◆ THE EXERCISE: Write every line of the material out exactly as shown.

◆ RECORDS PROVIDED:
-*-

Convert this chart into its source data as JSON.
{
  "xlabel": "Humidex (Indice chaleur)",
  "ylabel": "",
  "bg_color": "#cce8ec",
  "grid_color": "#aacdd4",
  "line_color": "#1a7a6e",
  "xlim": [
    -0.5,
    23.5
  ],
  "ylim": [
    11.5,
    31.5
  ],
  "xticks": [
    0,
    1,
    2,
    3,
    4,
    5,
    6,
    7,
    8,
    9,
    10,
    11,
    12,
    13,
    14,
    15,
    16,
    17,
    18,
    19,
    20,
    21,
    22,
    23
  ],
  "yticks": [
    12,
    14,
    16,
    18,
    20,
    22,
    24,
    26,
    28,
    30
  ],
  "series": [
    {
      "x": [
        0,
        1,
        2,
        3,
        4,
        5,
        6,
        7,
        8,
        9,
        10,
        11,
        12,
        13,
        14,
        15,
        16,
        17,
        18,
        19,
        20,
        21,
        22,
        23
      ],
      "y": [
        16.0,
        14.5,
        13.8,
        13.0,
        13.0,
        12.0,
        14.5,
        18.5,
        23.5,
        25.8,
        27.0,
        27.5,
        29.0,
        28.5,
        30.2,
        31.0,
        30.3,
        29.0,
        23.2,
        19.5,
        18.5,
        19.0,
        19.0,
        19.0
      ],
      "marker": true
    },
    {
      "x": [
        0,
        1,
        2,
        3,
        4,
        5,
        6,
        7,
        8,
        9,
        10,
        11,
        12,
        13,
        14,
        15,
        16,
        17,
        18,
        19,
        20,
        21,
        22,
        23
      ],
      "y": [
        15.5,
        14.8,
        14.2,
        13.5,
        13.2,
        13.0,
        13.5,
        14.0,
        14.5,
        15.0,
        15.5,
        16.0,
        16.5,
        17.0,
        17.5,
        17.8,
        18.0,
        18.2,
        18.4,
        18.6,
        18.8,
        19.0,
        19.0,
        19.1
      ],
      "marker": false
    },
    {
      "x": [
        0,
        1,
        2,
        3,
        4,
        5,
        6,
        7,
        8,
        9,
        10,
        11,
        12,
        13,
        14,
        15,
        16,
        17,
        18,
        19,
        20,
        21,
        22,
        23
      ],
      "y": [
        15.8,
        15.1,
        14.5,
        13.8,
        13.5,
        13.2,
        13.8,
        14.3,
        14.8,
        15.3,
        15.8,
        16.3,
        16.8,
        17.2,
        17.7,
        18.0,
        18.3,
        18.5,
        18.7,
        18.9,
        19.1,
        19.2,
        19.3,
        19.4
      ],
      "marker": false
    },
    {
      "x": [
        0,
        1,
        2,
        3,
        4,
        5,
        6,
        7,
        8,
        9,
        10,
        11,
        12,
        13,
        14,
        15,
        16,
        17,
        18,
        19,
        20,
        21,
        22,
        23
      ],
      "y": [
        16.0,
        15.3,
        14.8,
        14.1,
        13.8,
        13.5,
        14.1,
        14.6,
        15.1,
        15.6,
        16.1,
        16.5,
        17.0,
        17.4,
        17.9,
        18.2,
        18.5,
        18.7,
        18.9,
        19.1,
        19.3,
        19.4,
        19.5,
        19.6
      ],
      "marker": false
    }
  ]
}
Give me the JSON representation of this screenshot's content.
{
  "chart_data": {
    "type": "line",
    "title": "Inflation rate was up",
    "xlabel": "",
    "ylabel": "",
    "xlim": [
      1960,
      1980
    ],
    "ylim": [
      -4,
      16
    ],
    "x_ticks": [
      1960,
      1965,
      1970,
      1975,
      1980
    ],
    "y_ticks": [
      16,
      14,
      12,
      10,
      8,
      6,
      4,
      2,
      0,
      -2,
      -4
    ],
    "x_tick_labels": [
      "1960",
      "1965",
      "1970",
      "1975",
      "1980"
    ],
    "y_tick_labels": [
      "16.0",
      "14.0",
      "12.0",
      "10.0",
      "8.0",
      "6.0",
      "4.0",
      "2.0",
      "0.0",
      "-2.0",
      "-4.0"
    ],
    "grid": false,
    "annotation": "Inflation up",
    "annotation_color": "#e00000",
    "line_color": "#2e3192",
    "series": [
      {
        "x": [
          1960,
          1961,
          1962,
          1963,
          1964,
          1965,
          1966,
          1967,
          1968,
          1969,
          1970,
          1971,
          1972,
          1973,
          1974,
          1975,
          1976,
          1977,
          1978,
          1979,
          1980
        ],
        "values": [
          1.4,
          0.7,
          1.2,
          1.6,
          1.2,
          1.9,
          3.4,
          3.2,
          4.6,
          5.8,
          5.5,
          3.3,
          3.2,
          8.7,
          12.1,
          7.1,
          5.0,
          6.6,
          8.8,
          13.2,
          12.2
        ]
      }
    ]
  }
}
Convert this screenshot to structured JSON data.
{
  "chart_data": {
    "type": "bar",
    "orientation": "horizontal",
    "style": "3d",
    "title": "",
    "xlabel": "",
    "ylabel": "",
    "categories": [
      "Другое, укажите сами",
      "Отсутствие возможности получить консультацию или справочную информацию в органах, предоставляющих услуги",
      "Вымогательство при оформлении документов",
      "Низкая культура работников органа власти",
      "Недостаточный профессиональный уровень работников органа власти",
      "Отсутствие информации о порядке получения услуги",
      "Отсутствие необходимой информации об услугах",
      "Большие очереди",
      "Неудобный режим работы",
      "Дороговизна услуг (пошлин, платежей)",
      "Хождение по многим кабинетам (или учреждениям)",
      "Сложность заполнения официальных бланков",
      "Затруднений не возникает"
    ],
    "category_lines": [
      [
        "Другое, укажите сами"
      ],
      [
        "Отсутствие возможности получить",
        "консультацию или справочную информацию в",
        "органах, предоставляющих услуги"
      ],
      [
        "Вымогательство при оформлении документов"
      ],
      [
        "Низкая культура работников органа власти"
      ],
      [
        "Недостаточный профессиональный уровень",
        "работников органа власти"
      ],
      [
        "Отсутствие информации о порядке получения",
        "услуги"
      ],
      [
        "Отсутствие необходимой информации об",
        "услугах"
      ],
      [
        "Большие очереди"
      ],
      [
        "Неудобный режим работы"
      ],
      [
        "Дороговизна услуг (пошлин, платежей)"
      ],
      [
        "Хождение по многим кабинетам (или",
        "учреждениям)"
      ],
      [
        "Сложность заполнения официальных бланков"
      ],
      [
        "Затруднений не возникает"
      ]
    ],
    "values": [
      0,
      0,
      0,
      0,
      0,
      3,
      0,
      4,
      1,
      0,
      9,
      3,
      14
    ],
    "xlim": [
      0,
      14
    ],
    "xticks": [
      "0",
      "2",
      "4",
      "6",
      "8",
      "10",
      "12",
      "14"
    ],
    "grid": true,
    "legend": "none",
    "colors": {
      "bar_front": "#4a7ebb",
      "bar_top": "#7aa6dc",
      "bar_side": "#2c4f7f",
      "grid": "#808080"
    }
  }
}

-*-

◆ SOLUTION FOR THIS TASK:
Convert this chart into its source data as JSON.
{
  "xlabel": "Humidex (Indice chaleur)",
  "ylabel": "",
  "bg_color": "#cce8ec",
  "grid_color": "#aacdd4",
  "line_color": "#1a7a6e",
  "xlim": [
    -0.5,
    23.5
  ],
  "ylim": [
    11.5,
    31.5
  ],
  "xticks": [
    0,
    1,
    2,
    3,
    4,
    5,
    6,
    7,
    8,
    9,
    10,
    11,
    12,
    13,
    14,
    15,
    16,
    17,
    18,
    19,
    20,
    21,
    22,
    23
  ],
  "yticks": [
    12,
    14,
    16,
    18,
    20,
    22,
    24,
    26,
    28,
    30
  ],
  "series": [
    {
      "x": [
        0,
        1,
        2,
        3,
        4,
        5,
        6,
        7,
        8,
        9,
        10,
        11,
        12,
        13,
        14,
        15,
        16,
        17,
        18,
        19,
        20,
        21,
        22,
        23
      ],
      "y": [
        16.0,
        14.5,
        13.8,
        13.0,
        13.0,
        12.0,
        14.5,
        18.5,
        23.5,
        25.8,
        27.0,
        27.5,
        29.0,
        28.5,
        30.2,
        31.0,
        30.3,
        29.0,
        23.2,
        19.5,
        18.5,
        19.0,
        19.0,
        19.0
      ],
      "marker": true
    },
    {
      "x": [
        0,
        1,
        2,
        3,
        4,
        5,
        6,
        7,
        8,
        9,
        10,
        11,
        12,
        13,
        14,
        15,
        16,
        17,
        18,
        19,
        20,
        21,
        22,
        23
      ],
      "y": [
        15.5,
        14.8,
        14.2,
        13.5,
        13.2,
        13.0,
        13.5,
        14.0,
        14.5,
        15.0,
        15.5,
        16.0,
        16.5,
        17.0,
        17.5,
        17.8,
        18.0,
        18.2,
        18.4,
        18.6,
        18.8,
        19.0,
        19.0,
        19.1
      ],
      "marker": false
    },
    {
      "x": [
        0,
        1,
        2,
        3,
        4,
        5,
        6,
        7,
        8,
        9,
        10,
        11,
        12,
        13,
        14,
        15,
        16,
        17,
        18,
        19,
        20,
        21,
        22,
        23
      ],
      "y": [
        15.8,
        15.1,
        14.5,
        13.8,
        13.5,
        13.2,
        13.8,
        14.3,
        14.8,
        15.3,
        15.8,
        16.3,
        16.8,
        17.2,
        17.7,
        18.0,
        18.3,
        18.5,
        18.7,
        18.9,
        19.1,
        19.2,
        19.3,
        19.4
      ],
      "marker": false
    },
    {
      "x": [
        0,
        1,
        2,
        3,
        4,
        5,
        6,
        7,
        8,
        9,
        10,
        11,
        12,
        13,
        14,
        15,
        16,
        17,
        18,
        19,
        20,
        21,
        22,
        23
      ],
      "y": [
        16.0,
        15.3,
        14.8,
        14.1,
        13.8,
        13.5,
        14.1,
        14.6,
        15.1,
        15.6,
        16.1,
        16.5,
        17.0,
        17.4,
        17.9,
        18.2,
        18.5,
        18.7,
        18.9,
        19.1,
        19.3,
        19.4,
        19.5,
        19.6
      ],
      "marker": false
    }
  ]
}
Give me the JSON representation of this screenshot's content.
{
  "chart_data": {
    "type": "line",
    "title": "Inflation rate was up",
    "xlabel": "",
    "ylabel": "",
    "xlim": [
      1960,
      1980
    ],
    "ylim": [
      -4,
      16
    ],
    "x_ticks": [
      1960,
      1965,
      1970,
      1975,
      1980
    ],
    "y_ticks": [
      16,
      14,
      12,
      10,
      8,
      6,
      4,
      2,
      0,
      -2,
      -4
    ],
    "x_tick_labels": [
      "1960",
      "1965",
      "1970",
      "1975",
      "1980"
    ],
    "y_tick_labels": [
      "16.0",
      "14.0",
      "12.0",
      "10.0",
      "8.0",
      "6.0",
      "4.0",
      "2.0",
      "0.0",
      "-2.0",
      "-4.0"
    ],
    "grid": false,
    "annotation": "Inflation up",
    "annotation_color": "#e00000",
    "line_color": "#2e3192",
    "series": [
      {
        "x": [
          1960,
          1961,
          1962,
          1963,
          1964,
          1965,
          1966,
          1967,
          1968,
          1969,
          1970,
          1971,
          1972,
          1973,
          1974,
          1975,
          1976,
          1977,
          1978,
          1979,
          1980
        ],
        "values": [
          1.4,
          0.7,
          1.2,
          1.6,
          1.2,
          1.9,
          3.4,
          3.2,
          4.6,
          5.8,
          5.5,
          3.3,
          3.2,
          8.7,
          12.1,
          7.1,
          5.0,
          6.6,
          8.8,
          13.2,
          12.2
        ]
      }
    ]
  }
}
Convert this screenshot to structured JSON data.
{
  "chart_data": {
    "type": "bar",
    "orientation": "horizontal",
    "style": "3d",
    "title": "",
    "xlabel": "",
    "ylabel": "",
    "categories": [
      "Другое, укажите сами",
      "Отсутствие возможности получить консультацию или справочную информацию в органах, предоставляющих услуги",
      "Вымогательство при оформлении документов",
      "Низкая культура работников органа власти",
      "Недостаточный профессиональный уровень работников органа власти",
      "Отсутствие информации о порядке получения услуги",
      "Отсутствие необходимой информации об услугах",
      "Большие очереди",
      "Неудобный режим работы",
      "Дороговизна услуг (пошлин, платежей)",
      "Хождение по многим кабинетам (или учреждениям)",
      "Сложность заполнения официальных бланков",
      "Затруднений не возникает"
    ],
    "category_lines": [
      [
        "Другое, укажите сами"
      ],
      [
        "Отсутствие возможности получить",
        "консультацию или справочную информацию в",
        "органах, предоставляющих услуги"
      ],
      [
        "Вымогательство при оформлении документов"
      ],
      [
        "Низкая культура работников органа власти"
      ],
      [
        "Недостаточный профессиональный уровень",
        "работников органа власти"
      ],
      [
        "Отсутствие информации о порядке получения",
        "услуги"
      ],
      [
        "Отсутствие необходимой информации об",
        "услугах"
      ],
      [
        "Большие очереди"
      ],
      [
        "Неудобный режим работы"
      ],
      [
        "Дороговизна услуг (пошлин, платежей)"
      ],
      [
        "Хождение по многим кабинетам (или",
        "учреждениям)"
      ],
      [
        "Сложность заполнения официальных бланков"
      ],
      [
        "Затруднений не возникает"
      ]
    ],
    "values": [
      0,
      0,
      0,
      0,
      0,
      3,
      0,
      4,
      1,
      0,
      9,
      3,
      14
    ],
    "xlim": [
      0,
      14
    ],
    "xticks": [
      "0",
      "2",
      "4",
      "6",
      "8",
      "10",
      "12",
      "14"
    ],
    "grid": true,
    "legend": "none",
    "colors": {
      "bar_front": "#4a7ebb",
      "bar_top": "#7aa6dc",
      "bar_side": "#2c4f7f",
      "grid": "#808080"
    }
  }
}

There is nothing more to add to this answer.